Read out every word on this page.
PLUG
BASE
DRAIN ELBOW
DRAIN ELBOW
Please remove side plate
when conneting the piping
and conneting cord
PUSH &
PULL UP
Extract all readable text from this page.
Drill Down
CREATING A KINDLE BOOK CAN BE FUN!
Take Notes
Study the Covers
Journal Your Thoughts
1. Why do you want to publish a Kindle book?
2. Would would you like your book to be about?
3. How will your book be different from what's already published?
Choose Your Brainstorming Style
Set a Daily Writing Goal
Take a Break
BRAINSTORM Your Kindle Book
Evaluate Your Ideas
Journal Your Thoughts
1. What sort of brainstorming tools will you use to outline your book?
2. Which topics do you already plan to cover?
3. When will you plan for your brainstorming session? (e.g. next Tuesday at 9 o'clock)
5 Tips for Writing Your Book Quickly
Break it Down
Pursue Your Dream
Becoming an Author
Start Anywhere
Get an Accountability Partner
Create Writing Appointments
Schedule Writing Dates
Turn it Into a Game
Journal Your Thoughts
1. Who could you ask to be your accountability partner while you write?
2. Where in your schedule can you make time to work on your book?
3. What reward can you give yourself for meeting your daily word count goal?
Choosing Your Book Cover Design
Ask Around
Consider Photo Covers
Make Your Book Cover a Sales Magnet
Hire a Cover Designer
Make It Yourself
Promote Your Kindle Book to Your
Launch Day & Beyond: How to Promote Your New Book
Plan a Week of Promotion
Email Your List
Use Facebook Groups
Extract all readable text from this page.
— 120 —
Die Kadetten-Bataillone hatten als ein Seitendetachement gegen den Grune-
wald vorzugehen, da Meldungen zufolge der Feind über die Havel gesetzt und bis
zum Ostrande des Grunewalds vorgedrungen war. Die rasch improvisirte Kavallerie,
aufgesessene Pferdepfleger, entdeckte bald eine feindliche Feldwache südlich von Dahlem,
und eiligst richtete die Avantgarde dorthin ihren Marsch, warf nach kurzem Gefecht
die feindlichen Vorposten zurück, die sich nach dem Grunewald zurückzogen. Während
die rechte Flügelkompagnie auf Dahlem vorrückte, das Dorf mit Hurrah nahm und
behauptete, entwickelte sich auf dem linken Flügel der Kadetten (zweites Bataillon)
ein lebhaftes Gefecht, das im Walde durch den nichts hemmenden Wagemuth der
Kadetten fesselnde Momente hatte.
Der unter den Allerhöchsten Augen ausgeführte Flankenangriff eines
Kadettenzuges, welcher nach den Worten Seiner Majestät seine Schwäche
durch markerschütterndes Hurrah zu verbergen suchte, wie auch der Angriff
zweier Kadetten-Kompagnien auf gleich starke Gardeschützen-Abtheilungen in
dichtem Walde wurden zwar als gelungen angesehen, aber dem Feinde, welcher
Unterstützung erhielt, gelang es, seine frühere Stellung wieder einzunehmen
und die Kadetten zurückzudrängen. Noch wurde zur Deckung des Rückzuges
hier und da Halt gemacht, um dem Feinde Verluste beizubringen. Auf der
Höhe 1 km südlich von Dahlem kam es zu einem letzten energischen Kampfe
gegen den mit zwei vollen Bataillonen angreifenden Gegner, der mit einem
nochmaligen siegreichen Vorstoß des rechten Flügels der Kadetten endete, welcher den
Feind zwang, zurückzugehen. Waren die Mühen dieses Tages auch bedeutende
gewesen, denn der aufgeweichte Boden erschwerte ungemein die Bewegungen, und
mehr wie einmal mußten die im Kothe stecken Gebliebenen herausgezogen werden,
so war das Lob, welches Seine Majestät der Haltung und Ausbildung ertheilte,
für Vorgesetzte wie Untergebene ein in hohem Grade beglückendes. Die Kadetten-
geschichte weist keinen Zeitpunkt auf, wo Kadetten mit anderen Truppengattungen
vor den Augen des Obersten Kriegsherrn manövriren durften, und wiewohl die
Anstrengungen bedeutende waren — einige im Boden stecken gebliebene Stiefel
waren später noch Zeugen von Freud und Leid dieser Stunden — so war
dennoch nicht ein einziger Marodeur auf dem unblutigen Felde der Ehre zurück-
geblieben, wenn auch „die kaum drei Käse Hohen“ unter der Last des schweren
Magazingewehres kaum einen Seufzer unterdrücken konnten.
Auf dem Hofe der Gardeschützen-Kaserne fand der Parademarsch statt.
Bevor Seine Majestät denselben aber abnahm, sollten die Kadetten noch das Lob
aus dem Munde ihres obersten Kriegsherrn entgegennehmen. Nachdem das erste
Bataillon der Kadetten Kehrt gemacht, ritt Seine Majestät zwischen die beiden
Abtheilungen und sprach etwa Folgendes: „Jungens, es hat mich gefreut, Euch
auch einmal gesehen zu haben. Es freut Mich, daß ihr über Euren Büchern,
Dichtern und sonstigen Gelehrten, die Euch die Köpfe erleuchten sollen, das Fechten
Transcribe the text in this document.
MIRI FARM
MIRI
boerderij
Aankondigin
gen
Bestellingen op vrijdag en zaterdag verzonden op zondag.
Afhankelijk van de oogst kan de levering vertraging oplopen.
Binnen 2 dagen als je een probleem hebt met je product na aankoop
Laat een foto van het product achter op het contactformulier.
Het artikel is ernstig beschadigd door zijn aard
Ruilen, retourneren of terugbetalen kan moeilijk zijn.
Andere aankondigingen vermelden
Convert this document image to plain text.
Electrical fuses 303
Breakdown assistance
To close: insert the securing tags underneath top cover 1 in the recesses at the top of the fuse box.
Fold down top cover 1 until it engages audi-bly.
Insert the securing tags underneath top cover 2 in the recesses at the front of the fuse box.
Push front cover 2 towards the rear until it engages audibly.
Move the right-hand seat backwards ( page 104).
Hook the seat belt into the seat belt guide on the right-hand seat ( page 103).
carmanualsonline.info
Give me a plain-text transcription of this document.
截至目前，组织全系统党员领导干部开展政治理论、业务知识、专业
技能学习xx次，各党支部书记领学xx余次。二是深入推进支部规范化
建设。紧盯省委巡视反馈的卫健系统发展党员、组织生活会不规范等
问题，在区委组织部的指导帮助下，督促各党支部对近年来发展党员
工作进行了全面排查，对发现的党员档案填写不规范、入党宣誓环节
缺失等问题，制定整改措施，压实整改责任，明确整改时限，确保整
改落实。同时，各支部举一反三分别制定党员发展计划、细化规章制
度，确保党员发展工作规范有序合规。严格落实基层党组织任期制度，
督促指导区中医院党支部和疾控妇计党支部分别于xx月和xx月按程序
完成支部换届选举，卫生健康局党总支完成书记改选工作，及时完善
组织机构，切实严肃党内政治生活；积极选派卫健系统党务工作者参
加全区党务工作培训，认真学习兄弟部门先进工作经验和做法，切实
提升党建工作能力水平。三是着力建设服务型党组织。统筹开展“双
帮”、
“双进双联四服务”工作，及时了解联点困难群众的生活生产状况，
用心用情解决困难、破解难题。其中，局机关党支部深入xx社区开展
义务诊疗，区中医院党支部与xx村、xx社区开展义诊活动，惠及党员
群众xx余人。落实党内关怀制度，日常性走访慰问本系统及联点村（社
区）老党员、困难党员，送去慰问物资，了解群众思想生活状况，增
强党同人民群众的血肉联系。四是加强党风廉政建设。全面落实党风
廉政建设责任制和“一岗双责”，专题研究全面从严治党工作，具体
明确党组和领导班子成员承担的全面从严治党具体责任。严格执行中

══════════

_Aim of the task_
Extract the listing in its entirety, matching it exactly.

_Output below_
Read out every word on this page.
PLUG
BASE
DRAIN ELBOW
DRAIN ELBOW
Please remove side plate
when conneting the piping
and conneting cord
PUSH &
PULL UP
Extract all readable text from this page.
Drill Down
CREATING A KINDLE BOOK CAN BE FUN!
Take Notes
Study the Covers
Journal Your Thoughts
1. Why do you want to publish a Kindle book?
2. Would would you like your book to be about?
3. How will your book be different from what's already published?
Choose Your Brainstorming Style
Set a Daily Writing Goal
Take a Break
BRAINSTORM Your Kindle Book
Evaluate Your Ideas
Journal Your Thoughts
1. What sort of brainstorming tools will you use to outline your book?
2. Which topics do you already plan to cover?
3. When will you plan for your brainstorming session? (e.g. next Tuesday at 9 o'clock)
5 Tips for Writing Your Book Quickly
Break it Down
Pursue Your Dream
Becoming an Author
Start Anywhere
Get an Accountability Partner
Create Writing Appointments
Schedule Writing Dates
Turn it Into a Game
Journal Your Thoughts
1. Who could you ask to be your accountability partner while you write?
2. Where in your schedule can you make time to work on your book?
3. What reward can you give yourself for meeting your daily word count goal?
Choosing Your Book Cover Design
Ask Around
Consider Photo Covers
Make Your Book Cover a Sales Magnet
Hire a Cover Designer
Make It Yourself
Promote Your Kindle Book to Your
Launch Day & Beyond: How to Promote Your New Book
Plan a Week of Promotion
Email Your List
Use Facebook Groups
Extract all readable text from this page.
— 120 —
Die Kadetten-Bataillone hatten als ein Seitendetachement gegen den Grune-
wald vorzugehen, da Meldungen zufolge der Feind über die Havel gesetzt und bis
zum Ostrande des Grunewalds vorgedrungen war. Die rasch improvisirte Kavallerie,
aufgesessene Pferdepfleger, entdeckte bald eine feindliche Feldwache südlich von Dahlem,
und eiligst richtete die Avantgarde dorthin ihren Marsch, warf nach kurzem Gefecht
die feindlichen Vorposten zurück, die sich nach dem Grunewald zurückzogen. Während
die rechte Flügelkompagnie auf Dahlem vorrückte, das Dorf mit Hurrah nahm und
behauptete, entwickelte sich auf dem linken Flügel der Kadetten (zweites Bataillon)
ein lebhaftes Gefecht, das im Walde durch den nichts hemmenden Wagemuth der
Kadetten fesselnde Momente hatte.
Der unter den Allerhöchsten Augen ausgeführte Flankenangriff eines
Kadettenzuges, welcher nach den Worten Seiner Majestät seine Schwäche
durch markerschütterndes Hurrah zu verbergen suchte, wie auch der Angriff
zweier Kadetten-Kompagnien auf gleich starke Gardeschützen-Abtheilungen in
dichtem Walde wurden zwar als gelungen angesehen, aber dem Feinde, welcher
Unterstützung erhielt, gelang es, seine frühere Stellung wieder einzunehmen
und die Kadetten zurückzudrängen. Noch wurde zur Deckung des Rückzuges
hier und da Halt gemacht, um dem Feinde Verluste beizubringen. Auf der
Höhe 1 km südlich von Dahlem kam es zu einem letzten energischen Kampfe
gegen den mit zwei vollen Bataillonen angreifenden Gegner, der mit einem
nochmaligen siegreichen Vorstoß des rechten Flügels der Kadetten endete, welcher den
Feind zwang, zurückzugehen. Waren die Mühen dieses Tages auch bedeutende
gewesen, denn der aufgeweichte Boden erschwerte ungemein die Bewegungen, und
mehr wie einmal mußten die im Kothe stecken Gebliebenen herausgezogen werden,
so war das Lob, welches Seine Majestät der Haltung und Ausbildung ertheilte,
für Vorgesetzte wie Untergebene ein in hohem Grade beglückendes. Die Kadetten-
geschichte weist keinen Zeitpunkt auf, wo Kadetten mit anderen Truppengattungen
vor den Augen des Obersten Kriegsherrn manövriren durften, und wiewohl die
Anstrengungen bedeutende waren — einige im Boden stecken gebliebene Stiefel
waren später noch Zeugen von Freud und Leid dieser Stunden — so war
dennoch nicht ein einziger Marodeur auf dem unblutigen Felde der Ehre zurück-
geblieben, wenn auch „die kaum drei Käse Hohen“ unter der Last des schweren
Magazingewehres kaum einen Seufzer unterdrücken konnten.
Auf dem Hofe der Gardeschützen-Kaserne fand der Parademarsch statt.
Bevor Seine Majestät denselben aber abnahm, sollten die Kadetten noch das Lob
aus dem Munde ihres obersten Kriegsherrn entgegennehmen. Nachdem das erste
Bataillon der Kadetten Kehrt gemacht, ritt Seine Majestät zwischen die beiden
Abtheilungen und sprach etwa Folgendes: „Jungens, es hat mich gefreut, Euch
auch einmal gesehen zu haben. Es freut Mich, daß ihr über Euren Büchern,
Dichtern und sonstigen Gelehrten, die Euch die Köpfe erleuchten sollen, das Fechten
Transcribe the text in this document.
MIRI FARM
MIRI
boerderij
Aankondigin
gen
Bestellingen op vrijdag en zaterdag verzonden op zondag.
Afhankelijk van de oogst kan de levering vertraging oplopen.
Binnen 2 dagen als je een probleem hebt met je product na aankoop
Laat een foto van het product achter op het contactformulier.
Het artikel is ernstig beschadigd door zijn aard
Ruilen, retourneren of terugbetalen kan moeilijk zijn.
Andere aankondigingen vermelden
Convert this document image to plain text.
Electrical fuses 303
Breakdown assistance
To close: insert the securing tags underneath top cover 1 in the recesses at the top of the fuse box.
Fold down top cover 1 until it engages audi-bly.
Insert the securing tags underneath top cover 2 in the recesses at the front of the fuse box.
Push front cover 2 towards the rear until it engages audibly.
Move the right-hand seat backwards ( page 104).
Hook the seat belt into the seat belt guide on the right-hand seat ( page 103).
carmanualsonline.info
Give me a plain-text transcription of this document.
截至目前，组织全系统党员领导干部开展政治理论、业务知识、专业
技能学习xx次，各党支部书记领学xx余次。二是深入推进支部规范化
建设。紧盯省委巡视反馈的卫健系统发展党员、组织生活会不规范等
问题，在区委组织部的指导帮助下，督促各党支部对近年来发展党员
工作进行了全面排查，对发现的党员档案填写不规范、入党宣誓环节
缺失等问题，制定整改措施，压实整改责任，明确整改时限，确保整
改落实。同时，各支部举一反三分别制定党员发展计划、细化规章制
度，确保党员发展工作规范有序合规。严格落实基层党组织任期制度，
督促指导区中医院党支部和疾控妇计党支部分别于xx月和xx月按程序
完成支部换届选举，卫生健康局党总支完成书记改选工作，及时完善
组织机构，切实严肃党内政治生活；积极选派卫健系统党务工作者参
加全区党务工作培训，认真学习兄弟部门先进工作经验和做法，切实
提升党建工作能力水平。三是着力建设服务型党组织。统筹开展“双
帮”、
“双进双联四服务”工作，及时了解联点困难群众的生活生产状况，
用心用情解决困难、破解难题。其中，局机关党支部深入xx社区开展
义务诊疗，区中医院党支部与xx村、xx社区开展义诊活动，惠及党员
群众xx余人。落实党内关怀制度，日常性走访慰问本系统及联点村（社
区）老党员、困难党员，送去慰问物资，了解群众思想生活状况，增
强党同人民群众的血肉联系。四是加强党风廉政建设。全面落实党风
廉政建设责任制和“一岗双责”，专题研究全面从严治党工作，具体
明确党组和领导班子成员承担的全面从严治党具体责任。严格执行中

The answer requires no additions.